PROBLEM REQUIREMENTS: Output all of the entries exactly as written.

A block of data
"""

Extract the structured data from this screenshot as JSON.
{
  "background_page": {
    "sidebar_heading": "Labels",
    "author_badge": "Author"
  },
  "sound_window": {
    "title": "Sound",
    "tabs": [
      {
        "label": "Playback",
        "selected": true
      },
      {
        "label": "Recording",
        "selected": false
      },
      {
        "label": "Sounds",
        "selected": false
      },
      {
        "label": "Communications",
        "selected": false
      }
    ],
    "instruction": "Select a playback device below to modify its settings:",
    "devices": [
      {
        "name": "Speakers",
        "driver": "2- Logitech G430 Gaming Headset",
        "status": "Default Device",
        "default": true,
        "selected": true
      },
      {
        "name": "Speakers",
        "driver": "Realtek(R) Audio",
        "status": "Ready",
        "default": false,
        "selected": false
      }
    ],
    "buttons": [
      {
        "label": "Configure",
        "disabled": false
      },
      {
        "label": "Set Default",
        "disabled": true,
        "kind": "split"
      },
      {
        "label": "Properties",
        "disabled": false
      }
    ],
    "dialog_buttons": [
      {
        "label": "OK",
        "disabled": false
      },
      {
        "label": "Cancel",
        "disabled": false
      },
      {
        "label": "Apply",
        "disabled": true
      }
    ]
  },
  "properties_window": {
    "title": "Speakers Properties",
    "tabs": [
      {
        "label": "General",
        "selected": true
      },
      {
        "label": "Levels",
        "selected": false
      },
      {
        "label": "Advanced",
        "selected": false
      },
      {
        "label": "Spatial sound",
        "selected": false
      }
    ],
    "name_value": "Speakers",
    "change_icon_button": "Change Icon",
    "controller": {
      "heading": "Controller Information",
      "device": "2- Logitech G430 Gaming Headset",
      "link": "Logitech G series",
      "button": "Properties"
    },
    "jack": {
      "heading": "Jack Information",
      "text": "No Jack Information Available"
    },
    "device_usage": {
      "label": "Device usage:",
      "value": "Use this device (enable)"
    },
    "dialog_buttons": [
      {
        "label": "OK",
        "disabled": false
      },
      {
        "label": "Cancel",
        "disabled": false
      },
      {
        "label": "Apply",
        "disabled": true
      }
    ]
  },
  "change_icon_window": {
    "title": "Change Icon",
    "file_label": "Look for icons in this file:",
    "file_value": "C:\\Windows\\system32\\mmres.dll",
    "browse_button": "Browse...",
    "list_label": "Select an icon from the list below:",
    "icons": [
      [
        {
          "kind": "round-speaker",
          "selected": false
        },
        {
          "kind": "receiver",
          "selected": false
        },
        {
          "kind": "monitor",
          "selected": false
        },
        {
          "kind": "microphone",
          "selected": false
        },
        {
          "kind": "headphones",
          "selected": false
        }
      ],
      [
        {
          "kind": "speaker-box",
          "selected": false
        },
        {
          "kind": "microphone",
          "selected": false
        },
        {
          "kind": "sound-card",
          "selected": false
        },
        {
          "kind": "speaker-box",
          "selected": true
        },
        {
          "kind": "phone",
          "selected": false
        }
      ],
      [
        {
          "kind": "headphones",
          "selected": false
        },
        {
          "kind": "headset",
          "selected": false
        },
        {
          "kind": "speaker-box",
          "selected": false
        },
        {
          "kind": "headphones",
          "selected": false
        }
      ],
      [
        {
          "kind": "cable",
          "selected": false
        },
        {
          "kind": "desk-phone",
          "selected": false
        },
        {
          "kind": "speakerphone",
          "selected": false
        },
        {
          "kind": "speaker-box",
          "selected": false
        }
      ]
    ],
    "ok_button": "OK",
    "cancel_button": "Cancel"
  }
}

"""

REPLY TO THE EXERCISE:
Extract the structured data from this screenshot as JSON.
{
  "background_page": {
    "sidebar_heading": "Labels",
    "author_badge": "Author"
  },
  "sound_window": {
    "title": "Sound",
    "tabs": [
      {
        "label": "Playback",
        "selected": true
      },
      {
        "label": "Recording",
        "selected": false
      },
      {
        "label": "Sounds",
        "selected": false
      },
      {
        "label": "Communications",
        "selected": false
      }
    ],
    "instruction": "Select a playback device below to modify its settings:",
    "devices": [
      {
        "name": "Speakers",
        "driver": "2- Logitech G430 Gaming Headset",
        "status": "Default Device",
        "default": true,
        "selected": true
      },
      {
        "name": "Speakers",
        "driver": "Realtek(R) Audio",
        "status": "Ready",
        "default": false,
        "selected": false
      }
    ],
    "buttons": [
      {
        "label": "Configure",
        "disabled": false
      },
      {
        "label": "Set Default",
        "disabled": true,
        "kind": "split"
      },
      {
        "label": "Properties",
        "disabled": false
      }
    ],
    "dialog_buttons": [
      {
        "label": "OK",
        "disabled": false
      },
      {
        "label": "Cancel",
        "disabled": false
      },
      {
        "label": "Apply",
        "disabled": true
      }
    ]
  },
  "properties_window": {
    "title": "Speakers Properties",
    "tabs": [
      {
        "label": "General",
        "selected": true
      },
      {
        "label": "Levels",
        "selected": false
      },
      {
        "label": "Advanced",
        "selected": false
      },
      {
        "label": "Spatial sound",
        "selected": false
      }
    ],
    "name_value": "Speakers",
    "change_icon_button": "Change Icon",
    "controller": {
      "heading": "Controller Information",
      "device": "2- Logitech G430 Gaming Headset",
      "link": "Logitech G series",
      "button": "Properties"
    },
    "jack": {
      "heading": "Jack Information",
      "text": "No Jack Information Available"
    },
    "device_usage": {
      "label": "Device usage:",
      "value": "Use this device (enable)"
    },
    "dialog_buttons": [
      {
        "label": "OK",
        "disabled": false
      },
      {
        "label": "Cancel",
        "disabled": false
      },
      {
        "label": "Apply",
        "disabled": true
      }
    ]
  },
  "change_icon_window": {
    "title": "Change Icon",
    "file_label": "Look for icons in this file:",
    "file_value": "C:\\Windows\\system32\\mmres.dll",
    "browse_button": "Browse...",
    "list_label": "Select an icon from the list below:",
    "icons": [
      [
        {
          "kind": "round-speaker",
          "selected": false
        },
        {
          "kind": "receiver",
          "selected": false
        },
        {
          "kind": "monitor",
          "selected": false
        },
        {
          "kind": "microphone",
          "selected": false
        },
        {
          "kind": "headphones",
          "selected": false
        }
      ],
      [
        {
          "kind": "speaker-box",
          "selected": false
        },
        {
          "kind": "microphone",
          "selected": false
        },
        {
          "kind": "sound-card",
          "selected": false
        },
        {
          "kind": "speaker-box",
          "selected": true
        },
        {
          "kind": "phone",
          "selected": false
        }
      ],
      [
        {
          "kind": "headphones",
          "selected": false
        },
        {
          "kind": "headset",
          "selected": false
        },
        {
          "kind": "speaker-box",
          "selected": false
        },
        {
          "kind": "headphones",
          "selected": false
        }
      ],
      [
        {
          "kind": "cable",
          "selected": false
        },
        {
          "kind": "desk-phone",
          "selected": false
        },
        {
          "kind": "speakerphone",
          "selected": false
        },
        {
          "kind": "speaker-box",
          "selected": false
        }
      ]
    ],
    "ok_button": "OK",
    "cancel_button": "Cancel"
  }
}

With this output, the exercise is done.